[Excerpts from a figure dataset]
----------------
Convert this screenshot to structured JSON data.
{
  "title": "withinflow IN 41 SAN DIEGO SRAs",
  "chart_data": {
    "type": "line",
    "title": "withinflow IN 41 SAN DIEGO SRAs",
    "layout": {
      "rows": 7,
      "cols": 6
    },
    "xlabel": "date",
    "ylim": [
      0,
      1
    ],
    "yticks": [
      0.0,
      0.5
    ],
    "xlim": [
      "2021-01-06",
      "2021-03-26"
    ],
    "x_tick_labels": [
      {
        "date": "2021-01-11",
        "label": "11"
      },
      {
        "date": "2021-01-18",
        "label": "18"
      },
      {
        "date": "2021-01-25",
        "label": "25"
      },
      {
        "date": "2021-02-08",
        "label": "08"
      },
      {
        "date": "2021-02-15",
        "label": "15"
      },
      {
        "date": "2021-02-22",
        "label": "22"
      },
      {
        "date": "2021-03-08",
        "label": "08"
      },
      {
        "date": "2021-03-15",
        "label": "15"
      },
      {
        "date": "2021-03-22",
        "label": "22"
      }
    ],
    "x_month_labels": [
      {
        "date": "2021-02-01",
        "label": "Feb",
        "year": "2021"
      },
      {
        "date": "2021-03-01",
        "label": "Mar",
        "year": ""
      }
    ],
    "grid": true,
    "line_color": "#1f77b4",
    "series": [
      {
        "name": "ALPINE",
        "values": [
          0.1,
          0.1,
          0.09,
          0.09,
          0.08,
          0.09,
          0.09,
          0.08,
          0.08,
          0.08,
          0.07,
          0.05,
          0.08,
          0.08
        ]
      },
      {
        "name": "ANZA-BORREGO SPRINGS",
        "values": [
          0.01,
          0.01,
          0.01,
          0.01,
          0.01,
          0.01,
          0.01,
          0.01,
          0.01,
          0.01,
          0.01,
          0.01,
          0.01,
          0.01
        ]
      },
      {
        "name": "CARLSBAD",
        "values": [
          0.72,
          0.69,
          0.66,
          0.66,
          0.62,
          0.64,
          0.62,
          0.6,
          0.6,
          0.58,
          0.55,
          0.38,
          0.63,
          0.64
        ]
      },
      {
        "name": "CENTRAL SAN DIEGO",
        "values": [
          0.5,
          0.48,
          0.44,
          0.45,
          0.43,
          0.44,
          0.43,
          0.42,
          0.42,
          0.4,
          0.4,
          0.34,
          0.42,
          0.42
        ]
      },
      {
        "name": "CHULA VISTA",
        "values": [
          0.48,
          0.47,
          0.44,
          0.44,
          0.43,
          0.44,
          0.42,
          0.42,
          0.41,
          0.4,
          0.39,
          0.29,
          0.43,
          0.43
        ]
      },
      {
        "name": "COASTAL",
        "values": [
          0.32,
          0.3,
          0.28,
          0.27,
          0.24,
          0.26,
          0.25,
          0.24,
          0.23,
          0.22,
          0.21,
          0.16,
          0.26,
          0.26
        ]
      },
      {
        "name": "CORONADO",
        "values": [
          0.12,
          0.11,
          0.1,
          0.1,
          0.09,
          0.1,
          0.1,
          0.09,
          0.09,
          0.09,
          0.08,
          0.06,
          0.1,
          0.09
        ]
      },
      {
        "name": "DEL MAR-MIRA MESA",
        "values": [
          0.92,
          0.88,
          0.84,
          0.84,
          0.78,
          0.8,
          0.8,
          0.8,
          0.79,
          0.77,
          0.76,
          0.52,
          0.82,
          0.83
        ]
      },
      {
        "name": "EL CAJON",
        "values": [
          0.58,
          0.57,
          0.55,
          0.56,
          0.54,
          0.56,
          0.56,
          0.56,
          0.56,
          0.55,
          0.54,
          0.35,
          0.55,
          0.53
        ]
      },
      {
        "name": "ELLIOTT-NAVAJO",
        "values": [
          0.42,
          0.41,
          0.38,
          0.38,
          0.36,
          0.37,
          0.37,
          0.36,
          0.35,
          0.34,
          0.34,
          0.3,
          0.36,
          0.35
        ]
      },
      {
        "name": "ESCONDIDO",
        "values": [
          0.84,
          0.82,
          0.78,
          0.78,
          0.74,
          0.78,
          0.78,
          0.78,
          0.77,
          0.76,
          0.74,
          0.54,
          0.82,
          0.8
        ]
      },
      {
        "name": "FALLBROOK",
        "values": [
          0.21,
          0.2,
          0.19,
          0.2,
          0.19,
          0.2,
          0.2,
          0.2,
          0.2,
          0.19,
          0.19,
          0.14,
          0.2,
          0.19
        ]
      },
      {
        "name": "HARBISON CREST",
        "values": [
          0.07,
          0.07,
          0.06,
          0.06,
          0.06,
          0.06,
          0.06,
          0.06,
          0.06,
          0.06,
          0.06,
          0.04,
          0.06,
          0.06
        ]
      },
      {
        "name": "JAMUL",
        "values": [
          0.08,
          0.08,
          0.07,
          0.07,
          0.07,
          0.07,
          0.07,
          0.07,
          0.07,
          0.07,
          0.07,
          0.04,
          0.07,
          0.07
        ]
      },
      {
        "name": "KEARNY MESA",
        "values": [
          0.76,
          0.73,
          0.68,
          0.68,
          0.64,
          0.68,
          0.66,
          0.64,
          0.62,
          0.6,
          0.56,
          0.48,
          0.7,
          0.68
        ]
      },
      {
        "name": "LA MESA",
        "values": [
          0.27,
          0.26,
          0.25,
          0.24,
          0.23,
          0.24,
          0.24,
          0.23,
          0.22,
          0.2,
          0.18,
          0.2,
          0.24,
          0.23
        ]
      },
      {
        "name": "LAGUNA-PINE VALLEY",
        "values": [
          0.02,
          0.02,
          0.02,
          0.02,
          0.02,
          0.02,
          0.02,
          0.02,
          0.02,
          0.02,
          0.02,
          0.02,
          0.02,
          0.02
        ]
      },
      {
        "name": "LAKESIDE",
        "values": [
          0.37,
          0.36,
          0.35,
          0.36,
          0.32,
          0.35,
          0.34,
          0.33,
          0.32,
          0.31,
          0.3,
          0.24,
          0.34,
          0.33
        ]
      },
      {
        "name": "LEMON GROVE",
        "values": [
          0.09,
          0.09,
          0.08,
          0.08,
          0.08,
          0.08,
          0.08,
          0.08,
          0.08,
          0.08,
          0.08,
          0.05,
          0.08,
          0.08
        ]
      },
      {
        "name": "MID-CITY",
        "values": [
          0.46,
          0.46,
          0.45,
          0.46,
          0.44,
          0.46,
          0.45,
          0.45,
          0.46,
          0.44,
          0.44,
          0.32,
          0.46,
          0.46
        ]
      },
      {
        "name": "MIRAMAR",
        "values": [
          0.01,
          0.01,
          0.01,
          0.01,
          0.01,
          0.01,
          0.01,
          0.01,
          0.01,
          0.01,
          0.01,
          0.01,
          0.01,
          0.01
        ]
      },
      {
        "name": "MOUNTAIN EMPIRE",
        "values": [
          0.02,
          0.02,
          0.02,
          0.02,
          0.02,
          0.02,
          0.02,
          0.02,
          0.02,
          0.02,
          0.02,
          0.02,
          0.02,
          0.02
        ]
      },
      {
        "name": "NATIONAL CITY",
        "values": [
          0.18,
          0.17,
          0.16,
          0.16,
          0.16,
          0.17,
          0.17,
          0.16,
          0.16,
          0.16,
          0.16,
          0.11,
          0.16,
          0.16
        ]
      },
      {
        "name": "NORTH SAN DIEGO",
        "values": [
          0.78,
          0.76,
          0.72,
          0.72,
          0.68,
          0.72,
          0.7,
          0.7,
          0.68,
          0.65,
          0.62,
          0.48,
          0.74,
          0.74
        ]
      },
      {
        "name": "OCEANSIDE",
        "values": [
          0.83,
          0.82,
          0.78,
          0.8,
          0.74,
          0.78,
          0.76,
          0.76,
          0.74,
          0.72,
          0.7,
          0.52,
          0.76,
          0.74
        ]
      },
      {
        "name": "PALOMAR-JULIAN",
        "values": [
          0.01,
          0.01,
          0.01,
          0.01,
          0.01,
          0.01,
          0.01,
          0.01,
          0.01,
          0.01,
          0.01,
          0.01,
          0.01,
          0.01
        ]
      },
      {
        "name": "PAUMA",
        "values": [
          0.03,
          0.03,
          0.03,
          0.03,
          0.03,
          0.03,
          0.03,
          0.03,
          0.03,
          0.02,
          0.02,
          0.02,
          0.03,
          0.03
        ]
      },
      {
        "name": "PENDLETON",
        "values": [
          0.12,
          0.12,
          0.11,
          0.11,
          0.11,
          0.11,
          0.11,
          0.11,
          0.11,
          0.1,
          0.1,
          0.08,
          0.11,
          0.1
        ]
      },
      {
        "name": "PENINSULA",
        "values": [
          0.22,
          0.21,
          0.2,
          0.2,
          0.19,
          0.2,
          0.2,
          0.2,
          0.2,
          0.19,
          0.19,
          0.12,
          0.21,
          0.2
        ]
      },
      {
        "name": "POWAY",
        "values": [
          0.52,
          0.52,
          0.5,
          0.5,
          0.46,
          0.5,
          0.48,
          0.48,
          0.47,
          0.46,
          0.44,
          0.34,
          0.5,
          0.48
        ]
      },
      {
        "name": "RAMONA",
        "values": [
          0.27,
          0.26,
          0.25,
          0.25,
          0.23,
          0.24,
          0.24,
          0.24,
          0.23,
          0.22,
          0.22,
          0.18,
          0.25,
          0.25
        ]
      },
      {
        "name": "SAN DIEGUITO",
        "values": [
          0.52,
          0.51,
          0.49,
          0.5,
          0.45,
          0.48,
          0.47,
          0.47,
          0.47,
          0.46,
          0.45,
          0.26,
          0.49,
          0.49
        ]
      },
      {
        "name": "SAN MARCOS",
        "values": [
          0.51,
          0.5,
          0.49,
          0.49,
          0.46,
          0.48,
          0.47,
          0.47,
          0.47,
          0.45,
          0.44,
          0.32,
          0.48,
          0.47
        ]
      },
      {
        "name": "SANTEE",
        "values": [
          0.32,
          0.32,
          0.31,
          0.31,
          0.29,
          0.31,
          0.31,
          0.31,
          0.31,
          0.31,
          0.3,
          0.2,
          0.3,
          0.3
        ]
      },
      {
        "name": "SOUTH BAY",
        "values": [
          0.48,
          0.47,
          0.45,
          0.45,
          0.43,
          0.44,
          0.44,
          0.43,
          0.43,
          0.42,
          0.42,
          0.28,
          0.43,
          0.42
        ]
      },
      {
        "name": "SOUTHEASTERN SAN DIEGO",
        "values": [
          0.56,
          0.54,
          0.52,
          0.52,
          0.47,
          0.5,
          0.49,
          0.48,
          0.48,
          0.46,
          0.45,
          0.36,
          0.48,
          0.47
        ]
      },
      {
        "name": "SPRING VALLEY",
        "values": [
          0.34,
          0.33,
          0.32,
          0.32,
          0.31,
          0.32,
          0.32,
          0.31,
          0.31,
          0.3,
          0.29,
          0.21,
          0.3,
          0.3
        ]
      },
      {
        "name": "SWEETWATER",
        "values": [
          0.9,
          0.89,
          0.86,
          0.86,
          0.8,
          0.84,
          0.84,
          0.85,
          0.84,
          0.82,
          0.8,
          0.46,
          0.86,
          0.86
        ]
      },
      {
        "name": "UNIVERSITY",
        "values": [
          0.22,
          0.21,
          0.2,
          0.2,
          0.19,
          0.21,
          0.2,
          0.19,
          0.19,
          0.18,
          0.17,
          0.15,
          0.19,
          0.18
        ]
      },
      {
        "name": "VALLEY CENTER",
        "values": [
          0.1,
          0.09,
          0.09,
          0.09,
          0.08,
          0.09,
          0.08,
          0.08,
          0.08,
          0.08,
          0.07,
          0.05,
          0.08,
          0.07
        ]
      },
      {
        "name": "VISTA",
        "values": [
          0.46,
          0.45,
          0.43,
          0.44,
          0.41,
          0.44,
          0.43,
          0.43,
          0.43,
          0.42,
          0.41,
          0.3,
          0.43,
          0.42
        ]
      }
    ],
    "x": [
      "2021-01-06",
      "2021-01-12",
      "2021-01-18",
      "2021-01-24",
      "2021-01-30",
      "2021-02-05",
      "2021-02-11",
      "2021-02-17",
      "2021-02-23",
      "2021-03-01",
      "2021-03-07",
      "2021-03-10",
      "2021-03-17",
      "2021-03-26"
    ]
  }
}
----------------
**THE REQUEST**
Work out how many lines in the records above contain the word "title", and reply with that number alone.

**EXPECTED ANSWER**
2